Extract:
************
I came back from the conference ablaze with community and possibility. I was flying high, and instead of crashing (as often happens when we’re flying high), I got to fly a little higher when I found out that the BlackList, which is an organization that helps emerging writers (usually screenwriters) get their work produced, had selected Grand Gestures to be one of the 11 inaugural fiction projects they’ll recommend to thousands of entertainment and publishing industry professionals in their newsletter. As they explained in the Twitter thread about our books, “The following unpublished manuscript excerpts have received a score of 8/10 or higher from a professional Black List fiction reader… Less than 3.6% of manuscript evaluations have received an overall score of >8 since The Black List launched fiction on September 4th.”
And yes, they used the logline I wrote thanks to Ann Garvin and the amazing humans at Writer’s Digest!
Unearthed Photo
Jess Zafarris told us to “make videos about the intersection between your work and the themes in your brand.” I interviewed writers at the conference (stay tuned for that series) and loved every second of that interaction. But those interviews were about writing, not about my writing.
So here's my first attempt to blend our “family goes on delightful adventures to cool places” brand with my novel. I hope you like it. If not, at least we had fun running around the cemetery as the Ghostbusters’ Stay Puft Marshmallow Man, Beetlejuice’s Lydia Deetz (with my costume-adverse husband as one of the franchise’s sandworms), and The Office’s Michael Scott.
************
Dataset records:
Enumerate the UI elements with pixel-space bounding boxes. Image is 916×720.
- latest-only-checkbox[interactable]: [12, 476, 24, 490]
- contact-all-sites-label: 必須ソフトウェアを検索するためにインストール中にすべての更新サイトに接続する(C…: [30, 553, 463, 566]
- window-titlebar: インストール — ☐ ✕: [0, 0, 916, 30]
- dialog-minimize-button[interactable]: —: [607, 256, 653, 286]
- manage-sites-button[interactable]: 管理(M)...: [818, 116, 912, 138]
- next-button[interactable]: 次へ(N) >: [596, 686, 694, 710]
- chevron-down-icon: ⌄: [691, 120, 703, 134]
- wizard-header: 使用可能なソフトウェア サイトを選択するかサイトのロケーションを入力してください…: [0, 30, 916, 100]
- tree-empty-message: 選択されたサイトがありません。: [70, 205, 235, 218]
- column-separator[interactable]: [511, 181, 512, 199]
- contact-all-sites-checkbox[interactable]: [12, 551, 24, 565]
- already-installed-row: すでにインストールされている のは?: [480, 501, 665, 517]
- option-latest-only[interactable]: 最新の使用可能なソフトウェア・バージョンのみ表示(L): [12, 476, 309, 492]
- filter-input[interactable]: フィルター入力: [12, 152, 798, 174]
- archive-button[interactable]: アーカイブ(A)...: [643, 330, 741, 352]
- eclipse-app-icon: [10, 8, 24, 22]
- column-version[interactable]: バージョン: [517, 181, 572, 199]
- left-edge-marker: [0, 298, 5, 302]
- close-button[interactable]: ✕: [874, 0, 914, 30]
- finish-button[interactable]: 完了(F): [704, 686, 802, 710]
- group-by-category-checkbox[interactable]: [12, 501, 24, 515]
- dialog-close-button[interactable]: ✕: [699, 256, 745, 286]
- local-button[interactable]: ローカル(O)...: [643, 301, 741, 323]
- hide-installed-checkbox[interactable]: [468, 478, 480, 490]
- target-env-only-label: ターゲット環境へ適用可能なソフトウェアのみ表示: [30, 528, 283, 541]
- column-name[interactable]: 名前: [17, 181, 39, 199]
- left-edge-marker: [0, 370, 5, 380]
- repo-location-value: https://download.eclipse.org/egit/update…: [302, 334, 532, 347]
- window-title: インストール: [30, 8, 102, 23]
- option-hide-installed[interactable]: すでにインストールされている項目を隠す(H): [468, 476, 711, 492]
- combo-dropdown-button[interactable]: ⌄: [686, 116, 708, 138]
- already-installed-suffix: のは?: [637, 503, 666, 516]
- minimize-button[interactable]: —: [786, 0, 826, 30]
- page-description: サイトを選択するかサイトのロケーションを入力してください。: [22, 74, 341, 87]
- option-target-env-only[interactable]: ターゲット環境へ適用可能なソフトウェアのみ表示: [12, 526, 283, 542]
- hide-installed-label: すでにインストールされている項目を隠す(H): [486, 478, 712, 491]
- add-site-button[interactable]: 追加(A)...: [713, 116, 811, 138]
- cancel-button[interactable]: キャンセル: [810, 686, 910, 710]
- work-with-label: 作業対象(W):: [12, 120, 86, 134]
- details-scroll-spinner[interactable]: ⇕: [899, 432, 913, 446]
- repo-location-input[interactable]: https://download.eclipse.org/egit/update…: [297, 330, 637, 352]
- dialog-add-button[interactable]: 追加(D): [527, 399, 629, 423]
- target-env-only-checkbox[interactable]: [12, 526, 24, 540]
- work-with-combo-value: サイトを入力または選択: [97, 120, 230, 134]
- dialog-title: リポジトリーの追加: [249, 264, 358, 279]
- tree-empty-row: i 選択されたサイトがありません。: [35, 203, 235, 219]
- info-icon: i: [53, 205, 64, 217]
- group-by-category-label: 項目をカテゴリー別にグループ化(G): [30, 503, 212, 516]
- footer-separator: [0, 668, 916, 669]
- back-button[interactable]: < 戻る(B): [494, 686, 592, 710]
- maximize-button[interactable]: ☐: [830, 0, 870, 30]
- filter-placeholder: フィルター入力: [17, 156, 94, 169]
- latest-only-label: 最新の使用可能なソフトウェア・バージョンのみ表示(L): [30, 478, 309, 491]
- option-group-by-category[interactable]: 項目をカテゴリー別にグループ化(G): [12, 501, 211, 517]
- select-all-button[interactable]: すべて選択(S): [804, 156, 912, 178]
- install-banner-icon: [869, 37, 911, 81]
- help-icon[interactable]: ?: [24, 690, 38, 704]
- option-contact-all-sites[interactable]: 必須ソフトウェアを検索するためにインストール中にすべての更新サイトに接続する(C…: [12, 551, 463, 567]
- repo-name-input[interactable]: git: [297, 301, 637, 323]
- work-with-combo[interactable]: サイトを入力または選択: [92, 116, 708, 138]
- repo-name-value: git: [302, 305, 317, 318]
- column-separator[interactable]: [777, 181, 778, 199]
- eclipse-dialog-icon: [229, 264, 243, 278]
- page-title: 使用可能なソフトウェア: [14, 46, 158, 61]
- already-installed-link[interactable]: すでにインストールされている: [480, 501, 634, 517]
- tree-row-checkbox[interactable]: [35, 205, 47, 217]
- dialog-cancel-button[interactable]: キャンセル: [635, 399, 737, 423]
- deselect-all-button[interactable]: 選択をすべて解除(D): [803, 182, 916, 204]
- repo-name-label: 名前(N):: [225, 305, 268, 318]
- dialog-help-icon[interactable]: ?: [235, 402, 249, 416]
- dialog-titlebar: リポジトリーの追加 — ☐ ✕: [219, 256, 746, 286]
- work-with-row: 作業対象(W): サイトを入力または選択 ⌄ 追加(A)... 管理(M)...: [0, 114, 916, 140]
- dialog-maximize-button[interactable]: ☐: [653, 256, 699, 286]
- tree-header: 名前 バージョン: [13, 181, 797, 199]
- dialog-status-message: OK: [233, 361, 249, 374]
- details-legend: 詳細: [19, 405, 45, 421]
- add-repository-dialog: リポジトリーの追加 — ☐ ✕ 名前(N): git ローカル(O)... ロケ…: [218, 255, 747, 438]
************
To do:
1 > Which three franchises does the last paragraph of the post about the writing conference name?
2 > Can you pick up the post about the writing conference right after its last sentence and continue it?

Task-by-task outputs:
1 > Ghostbusters, Beetlejuice, and The Office.

2 >
Stories that Transfixed Me (and May Transfix You)
We Are the Brennans by Tracey Lange
If you like big-hearted family sagas, Tracey Lange’s debut is for you. After a five-year self-imposed exile, Sunday Brennan returns home to her brothers, father, and ex-fiancé. And it’s about time. They’re struggling to keep their two pubs afloat without her. As we watch them come together again, the reason for Sunday’s departure unravels as the suspense builds up. It’s the all-encompassing love the Brennans feel for each other, though, that turns this novel into a read you can’t put down, and whose characters won’t leave you for a long time.
The Witches at the End of the World by Chelsea Iversen
It’s the season for witches, and Chelsea Iversen’s debut takes you on a hell of a witching ride. During the 17th century in Norway, sisters Minna and Kaija have been living in the woods after their witch mother was burned at the stake. While Minna’s powers are out-of-control and vengeful, Kaija uses her magic to heal and protect. Minna wants the village to pay for what they did to their mother. Kaija wants the village to become her home again. This novel is one of the most accurate portrayals I’ve read of what it’s like to use your intuition and desire to make things happen, and you’ll be rooting for these two witches to get what they want—even though those two realities can’t co-exist.
Your Turn
What transformative advice have you gotten lately and what doors did it open for you? What are you reading and watching?